Pick out each line in these entries that contains the string "answer".

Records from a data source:
•••••
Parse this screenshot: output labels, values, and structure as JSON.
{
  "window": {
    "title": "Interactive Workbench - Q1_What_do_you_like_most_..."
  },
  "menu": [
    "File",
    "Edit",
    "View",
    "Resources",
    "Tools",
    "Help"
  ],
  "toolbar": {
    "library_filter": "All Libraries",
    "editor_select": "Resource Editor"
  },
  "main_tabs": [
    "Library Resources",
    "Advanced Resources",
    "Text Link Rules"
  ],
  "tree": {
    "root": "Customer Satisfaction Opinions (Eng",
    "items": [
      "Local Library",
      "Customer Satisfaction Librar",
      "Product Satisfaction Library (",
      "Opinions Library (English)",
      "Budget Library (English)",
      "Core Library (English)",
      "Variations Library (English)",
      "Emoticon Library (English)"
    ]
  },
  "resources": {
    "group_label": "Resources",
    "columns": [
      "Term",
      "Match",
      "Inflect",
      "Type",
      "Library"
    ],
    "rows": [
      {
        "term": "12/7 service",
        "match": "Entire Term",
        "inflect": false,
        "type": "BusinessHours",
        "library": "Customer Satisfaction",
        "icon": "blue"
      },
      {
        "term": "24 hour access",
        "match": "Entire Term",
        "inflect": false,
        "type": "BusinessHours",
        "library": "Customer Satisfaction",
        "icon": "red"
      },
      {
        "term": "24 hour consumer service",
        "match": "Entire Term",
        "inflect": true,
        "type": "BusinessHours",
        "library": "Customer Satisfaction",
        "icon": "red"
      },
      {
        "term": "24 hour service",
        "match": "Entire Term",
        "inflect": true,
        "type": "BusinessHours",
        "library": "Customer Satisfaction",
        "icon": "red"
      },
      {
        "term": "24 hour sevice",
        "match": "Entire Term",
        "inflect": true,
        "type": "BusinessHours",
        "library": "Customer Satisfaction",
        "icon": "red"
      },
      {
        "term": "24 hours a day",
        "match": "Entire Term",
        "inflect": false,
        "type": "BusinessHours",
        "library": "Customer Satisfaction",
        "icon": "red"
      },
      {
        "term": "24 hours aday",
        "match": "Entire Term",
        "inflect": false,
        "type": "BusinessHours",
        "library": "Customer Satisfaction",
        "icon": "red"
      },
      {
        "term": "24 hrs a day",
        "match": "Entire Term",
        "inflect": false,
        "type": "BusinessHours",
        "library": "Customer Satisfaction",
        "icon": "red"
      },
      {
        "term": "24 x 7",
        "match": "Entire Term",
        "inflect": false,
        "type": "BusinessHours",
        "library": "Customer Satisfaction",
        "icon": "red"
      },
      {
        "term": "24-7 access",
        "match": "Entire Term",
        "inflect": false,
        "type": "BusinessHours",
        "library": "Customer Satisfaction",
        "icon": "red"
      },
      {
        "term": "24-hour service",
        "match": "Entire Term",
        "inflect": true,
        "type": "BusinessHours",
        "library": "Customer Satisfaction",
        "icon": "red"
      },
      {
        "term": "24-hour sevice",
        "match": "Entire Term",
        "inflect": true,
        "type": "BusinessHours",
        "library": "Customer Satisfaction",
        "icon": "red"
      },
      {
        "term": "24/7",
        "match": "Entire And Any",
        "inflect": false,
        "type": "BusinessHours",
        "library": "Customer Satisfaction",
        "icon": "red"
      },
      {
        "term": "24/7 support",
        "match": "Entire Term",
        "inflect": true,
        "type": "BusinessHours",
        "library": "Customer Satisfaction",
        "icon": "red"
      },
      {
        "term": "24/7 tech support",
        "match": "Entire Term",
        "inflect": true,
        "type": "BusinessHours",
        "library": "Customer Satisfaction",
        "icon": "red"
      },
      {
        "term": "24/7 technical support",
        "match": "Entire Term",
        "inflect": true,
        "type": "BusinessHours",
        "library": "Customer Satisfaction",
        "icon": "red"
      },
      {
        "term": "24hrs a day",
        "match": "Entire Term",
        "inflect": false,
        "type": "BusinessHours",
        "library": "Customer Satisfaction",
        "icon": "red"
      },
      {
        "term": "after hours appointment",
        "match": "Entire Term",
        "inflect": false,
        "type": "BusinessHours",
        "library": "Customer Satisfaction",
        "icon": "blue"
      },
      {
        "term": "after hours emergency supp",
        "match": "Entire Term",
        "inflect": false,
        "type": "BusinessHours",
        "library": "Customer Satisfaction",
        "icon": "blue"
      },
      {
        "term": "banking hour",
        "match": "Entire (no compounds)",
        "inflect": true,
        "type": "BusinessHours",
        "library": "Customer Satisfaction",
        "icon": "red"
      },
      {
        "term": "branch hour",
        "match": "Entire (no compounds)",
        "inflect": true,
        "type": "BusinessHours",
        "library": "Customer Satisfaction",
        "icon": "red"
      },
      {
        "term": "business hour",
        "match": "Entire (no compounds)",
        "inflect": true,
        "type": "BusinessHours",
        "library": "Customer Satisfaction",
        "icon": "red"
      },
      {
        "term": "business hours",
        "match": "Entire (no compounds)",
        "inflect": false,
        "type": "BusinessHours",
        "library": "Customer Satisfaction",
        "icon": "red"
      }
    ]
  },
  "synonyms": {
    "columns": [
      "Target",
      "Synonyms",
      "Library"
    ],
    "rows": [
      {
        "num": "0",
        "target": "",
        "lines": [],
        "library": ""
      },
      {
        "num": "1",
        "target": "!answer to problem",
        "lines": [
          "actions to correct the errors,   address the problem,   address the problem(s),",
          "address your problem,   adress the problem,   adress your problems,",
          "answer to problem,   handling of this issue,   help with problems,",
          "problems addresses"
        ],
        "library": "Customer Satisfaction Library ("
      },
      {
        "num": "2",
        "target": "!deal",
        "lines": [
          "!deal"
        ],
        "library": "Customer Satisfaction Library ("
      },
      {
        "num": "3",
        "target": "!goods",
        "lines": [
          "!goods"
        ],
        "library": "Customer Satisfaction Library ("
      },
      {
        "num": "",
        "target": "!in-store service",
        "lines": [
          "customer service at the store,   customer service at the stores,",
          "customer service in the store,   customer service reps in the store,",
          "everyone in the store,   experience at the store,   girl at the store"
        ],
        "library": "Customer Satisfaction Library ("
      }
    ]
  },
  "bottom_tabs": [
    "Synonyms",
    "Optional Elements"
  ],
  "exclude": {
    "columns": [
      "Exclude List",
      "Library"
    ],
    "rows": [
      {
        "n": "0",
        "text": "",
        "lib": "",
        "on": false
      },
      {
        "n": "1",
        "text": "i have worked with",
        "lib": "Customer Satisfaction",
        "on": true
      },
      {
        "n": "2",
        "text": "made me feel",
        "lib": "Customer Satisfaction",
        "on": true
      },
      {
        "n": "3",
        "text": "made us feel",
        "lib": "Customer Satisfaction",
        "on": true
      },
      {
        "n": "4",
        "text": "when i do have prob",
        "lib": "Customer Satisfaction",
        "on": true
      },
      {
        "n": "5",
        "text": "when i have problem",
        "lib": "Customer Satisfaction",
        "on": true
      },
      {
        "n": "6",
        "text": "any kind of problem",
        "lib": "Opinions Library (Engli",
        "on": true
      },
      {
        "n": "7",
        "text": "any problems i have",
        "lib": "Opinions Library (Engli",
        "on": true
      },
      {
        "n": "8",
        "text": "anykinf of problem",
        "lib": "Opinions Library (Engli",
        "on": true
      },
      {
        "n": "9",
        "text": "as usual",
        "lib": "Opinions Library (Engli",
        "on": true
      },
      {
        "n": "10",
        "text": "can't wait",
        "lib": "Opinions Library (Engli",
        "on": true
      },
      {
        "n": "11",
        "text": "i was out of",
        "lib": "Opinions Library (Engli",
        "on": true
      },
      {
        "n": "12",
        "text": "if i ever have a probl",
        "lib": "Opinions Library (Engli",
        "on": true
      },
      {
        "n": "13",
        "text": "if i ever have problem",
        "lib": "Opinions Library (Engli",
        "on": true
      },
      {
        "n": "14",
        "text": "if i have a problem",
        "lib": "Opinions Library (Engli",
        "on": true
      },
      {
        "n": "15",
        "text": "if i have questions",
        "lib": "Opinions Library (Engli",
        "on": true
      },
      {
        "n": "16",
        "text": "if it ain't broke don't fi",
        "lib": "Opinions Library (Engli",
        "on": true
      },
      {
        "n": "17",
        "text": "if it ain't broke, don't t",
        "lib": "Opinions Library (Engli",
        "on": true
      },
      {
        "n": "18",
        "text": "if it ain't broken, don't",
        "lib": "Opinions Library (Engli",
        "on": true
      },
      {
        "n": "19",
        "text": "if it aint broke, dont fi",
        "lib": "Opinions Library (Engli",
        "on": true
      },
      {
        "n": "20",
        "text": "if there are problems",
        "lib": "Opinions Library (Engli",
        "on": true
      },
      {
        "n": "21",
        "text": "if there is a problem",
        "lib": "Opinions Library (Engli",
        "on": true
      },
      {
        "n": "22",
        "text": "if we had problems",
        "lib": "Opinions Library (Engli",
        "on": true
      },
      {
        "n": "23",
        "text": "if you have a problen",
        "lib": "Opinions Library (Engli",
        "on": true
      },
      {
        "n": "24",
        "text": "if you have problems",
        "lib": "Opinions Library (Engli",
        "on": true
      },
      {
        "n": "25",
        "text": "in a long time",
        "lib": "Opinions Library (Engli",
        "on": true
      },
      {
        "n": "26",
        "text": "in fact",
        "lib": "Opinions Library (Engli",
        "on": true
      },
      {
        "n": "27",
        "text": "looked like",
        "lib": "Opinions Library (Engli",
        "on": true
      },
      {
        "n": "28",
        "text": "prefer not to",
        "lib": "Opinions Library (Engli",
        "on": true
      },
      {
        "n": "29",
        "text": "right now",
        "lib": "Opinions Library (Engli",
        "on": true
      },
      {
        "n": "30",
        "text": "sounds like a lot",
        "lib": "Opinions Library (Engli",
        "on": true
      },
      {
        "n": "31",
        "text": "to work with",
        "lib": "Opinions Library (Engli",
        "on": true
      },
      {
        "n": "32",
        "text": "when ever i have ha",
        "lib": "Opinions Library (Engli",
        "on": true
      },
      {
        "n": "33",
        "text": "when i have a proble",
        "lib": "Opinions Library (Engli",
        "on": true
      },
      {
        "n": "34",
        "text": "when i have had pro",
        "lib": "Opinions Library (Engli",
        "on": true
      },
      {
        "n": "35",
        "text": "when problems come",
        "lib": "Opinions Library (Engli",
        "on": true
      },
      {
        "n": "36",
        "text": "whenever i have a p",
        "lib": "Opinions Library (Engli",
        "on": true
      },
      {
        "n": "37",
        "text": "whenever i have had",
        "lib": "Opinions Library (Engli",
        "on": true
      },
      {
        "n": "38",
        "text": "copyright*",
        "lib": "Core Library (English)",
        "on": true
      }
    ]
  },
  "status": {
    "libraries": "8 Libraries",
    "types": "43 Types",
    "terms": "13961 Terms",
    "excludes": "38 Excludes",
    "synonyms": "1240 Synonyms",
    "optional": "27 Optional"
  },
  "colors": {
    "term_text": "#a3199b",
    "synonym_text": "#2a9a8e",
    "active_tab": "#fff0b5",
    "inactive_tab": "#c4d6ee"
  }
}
•••••
EXERCISE SOLUTION:
        "target": "!answer to problem",
          "answer to problem,   handling of this issue,   help with problems,",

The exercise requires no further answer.